The exercise
Restate each of the lines below word for word and drop every picture.

[BEGIN Information shown]

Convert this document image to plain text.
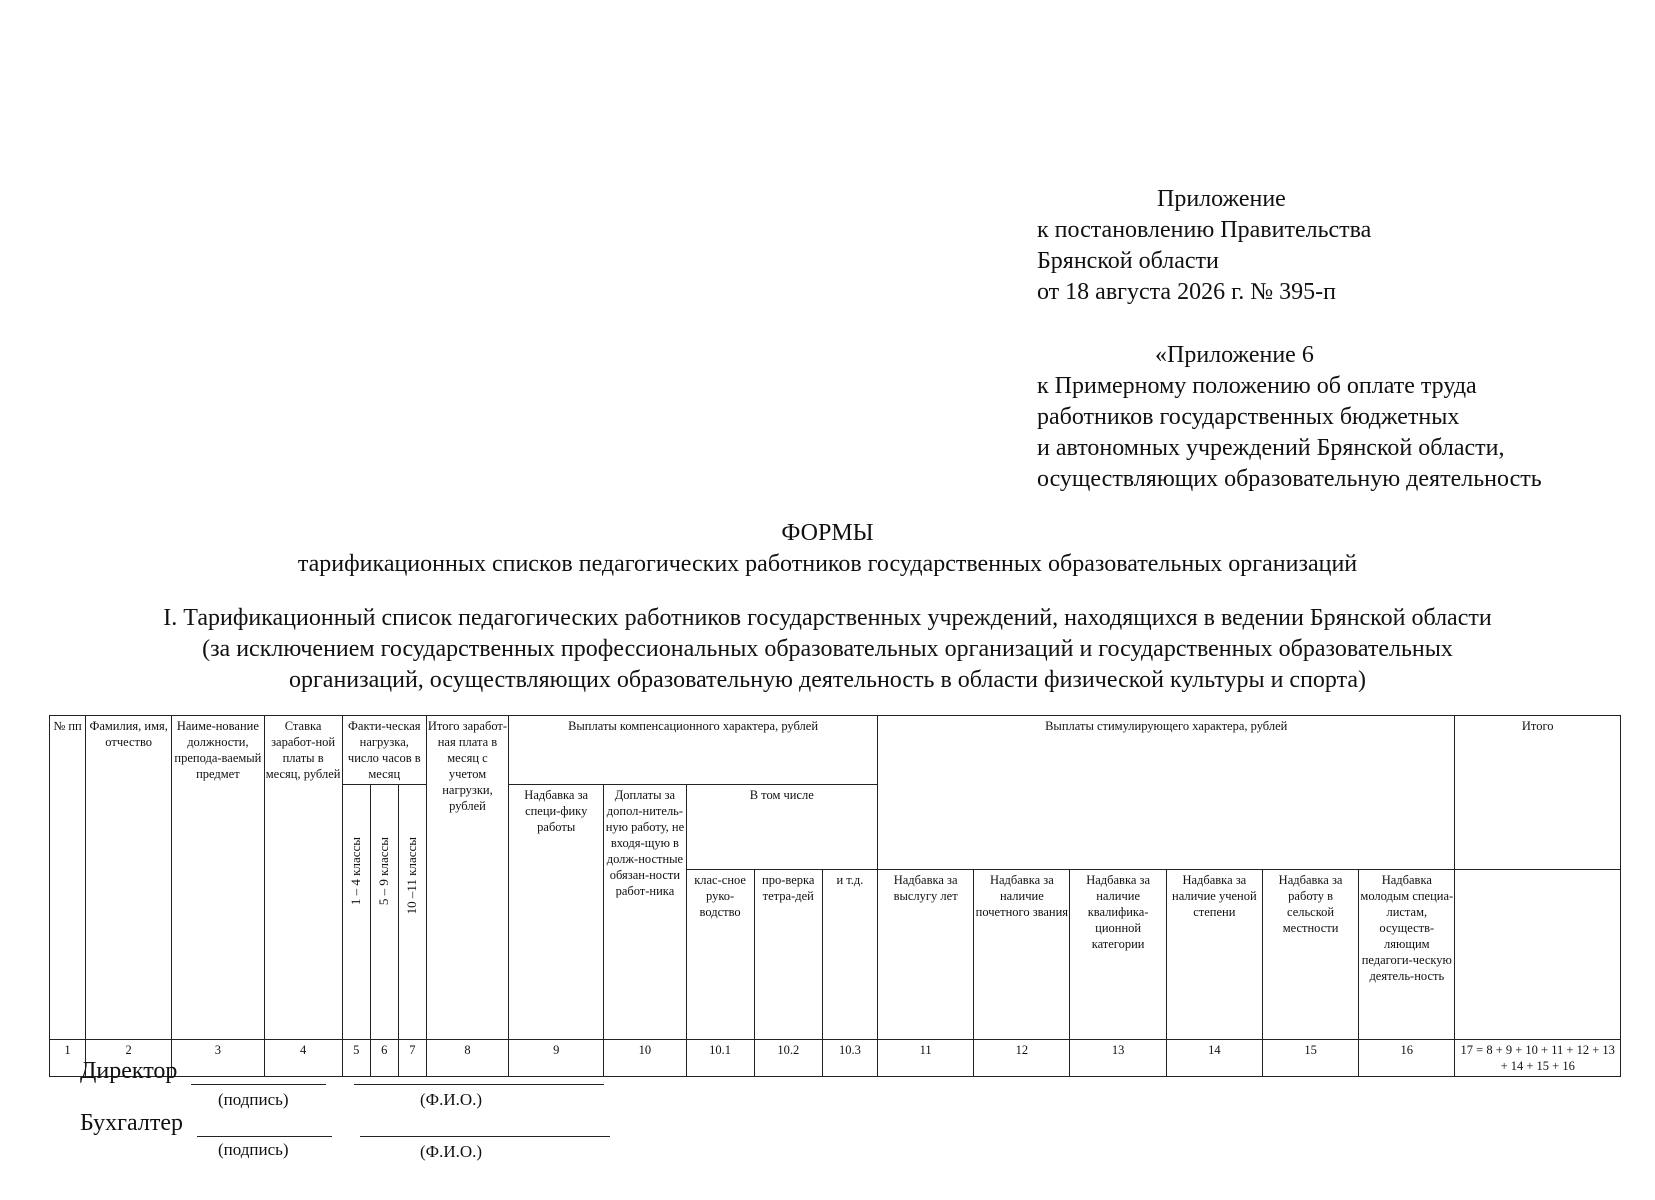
Приложение
к постановлению Правительства
Брянской области
от 18 августа 2026 г. № 395-п
«Приложение 6
к Примерному положению об оплате труда
работников государственных бюджетных
и автономных учреждений Брянской области,
осуществляющих образовательную деятельность
ФОРМЫ
тарификационных списков педагогических работников государственных образовательных организаций
I. Тарификационный список педагогических работников государственных учреждений, находящихся в ведении Брянской области
(за исключением государственных профессиональных образовательных организаций и государственных образовательных
организаций, осуществляющих образовательную деятельность в области физической культуры и спорта)
№ пп	Фамилия, имя, отчество	Наиме-нование должности, препода-ваемый предмет	Ставка заработ-ной платы в месяц, рублей	Факти-ческая нагрузка, число часов в месяц			Итого заработ-ная плата в месяц с учетом нагрузки, рублей	Выплаты компенсационного характера, рублей					Выплаты стимулирующего характера, рублей						Итого

				1 – 4 классы	5 – 9 классы	10 –11 классы		Надбавка за специ-фику работы	Доплаты за допол-нитель-ную работу, не входя-щую в долж-ностные обязан-ности работ-ника	В том числе									
										клас-сное руко-водство	про-верка тетра-дей	и т.д.	Надбавка за выслугу лет	Надбавка за наличие почетного звания	Надбавка за наличие квалифика-ционной категории	Надбавка за наличие ученой степени	Надбавка за работу в сельской местности	Надбавка молодым специа-листам, осуществ-ляющим педагоги-ческую деятель-ность	
1	2	3	4	5	6	7	8	9	10	10.1	10.2	10.3	11	12	13	14	15	16	17 = 8 + 9 + 10 + 11 + 12 + 13 + 14 + 15 + 16
Директор
(подпись)	(Ф.И.О.)
Бухгалтер
(подпись)	(Ф.И.О.)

[END Information shown]

Task solution
Convert this document image to plain text.
Приложение
к постановлению Правительства
Брянской области
от 18 августа 2026 г. № 395-п
«Приложение 6
к Примерному положению об оплате труда
работников государственных бюджетных
и автономных учреждений Брянской области,
осуществляющих образовательную деятельность
ФОРМЫ
тарификационных списков педагогических работников государственных образовательных организаций
I. Тарификационный список педагогических работников государственных учреждений, находящихся в ведении Брянской области
(за исключением государственных профессиональных образовательных организаций и государственных образовательных
организаций, осуществляющих образовательную деятельность в области физической культуры и спорта)
№ пп	Фамилия, имя, отчество	Наиме-нование должности, препода-ваемый предмет	Ставка заработ-ной платы в месяц, рублей	Факти-ческая нагрузка, число часов в месяц			Итого заработ-ная плата в месяц с учетом нагрузки, рублей	Выплаты компенсационного характера, рублей					Выплаты стимулирующего характера, рублей						Итого

				1 – 4 классы	5 – 9 классы	10 –11 классы		Надбавка за специ-фику работы	Доплаты за допол-нитель-ную работу, не входя-щую в долж-ностные обязан-ности работ-ника	В том числе									
										клас-сное руко-водство	про-верка тетра-дей	и т.д.	Надбавка за выслугу лет	Надбавка за наличие почетного звания	Надбавка за наличие квалифика-ционной категории	Надбавка за наличие ученой степени	Надбавка за работу в сельской местности	Надбавка молодым специа-листам, осуществ-ляющим педагоги-ческую деятель-ность	
1	2	3	4	5	6	7	8	9	10	10.1	10.2	10.3	11	12	13	14	15	16	17 = 8 + 9 + 10 + 11 + 12 + 13 + 14 + 15 + 16
Директор
(подпись)	(Ф.И.О.)
Бухгалтер
(подпись)	(Ф.И.О.)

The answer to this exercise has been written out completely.